RECORDS PROVIDED:
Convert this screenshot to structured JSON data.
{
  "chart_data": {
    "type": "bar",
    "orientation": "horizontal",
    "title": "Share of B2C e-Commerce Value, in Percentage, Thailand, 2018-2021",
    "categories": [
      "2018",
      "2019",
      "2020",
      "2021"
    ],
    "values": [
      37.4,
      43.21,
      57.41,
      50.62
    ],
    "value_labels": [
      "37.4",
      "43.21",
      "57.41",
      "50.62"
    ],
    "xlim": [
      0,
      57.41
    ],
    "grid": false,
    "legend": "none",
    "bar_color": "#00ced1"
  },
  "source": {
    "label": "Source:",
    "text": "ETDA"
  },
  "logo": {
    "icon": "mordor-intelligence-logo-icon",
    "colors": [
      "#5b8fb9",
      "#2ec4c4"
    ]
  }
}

GIVEN INSTRUCTION:
Lines of the material that contain the word "logo" are to be gathered.

WRITTEN ANSWER:
  "logo": {
    "icon": "mordor-intelligence-logo-icon",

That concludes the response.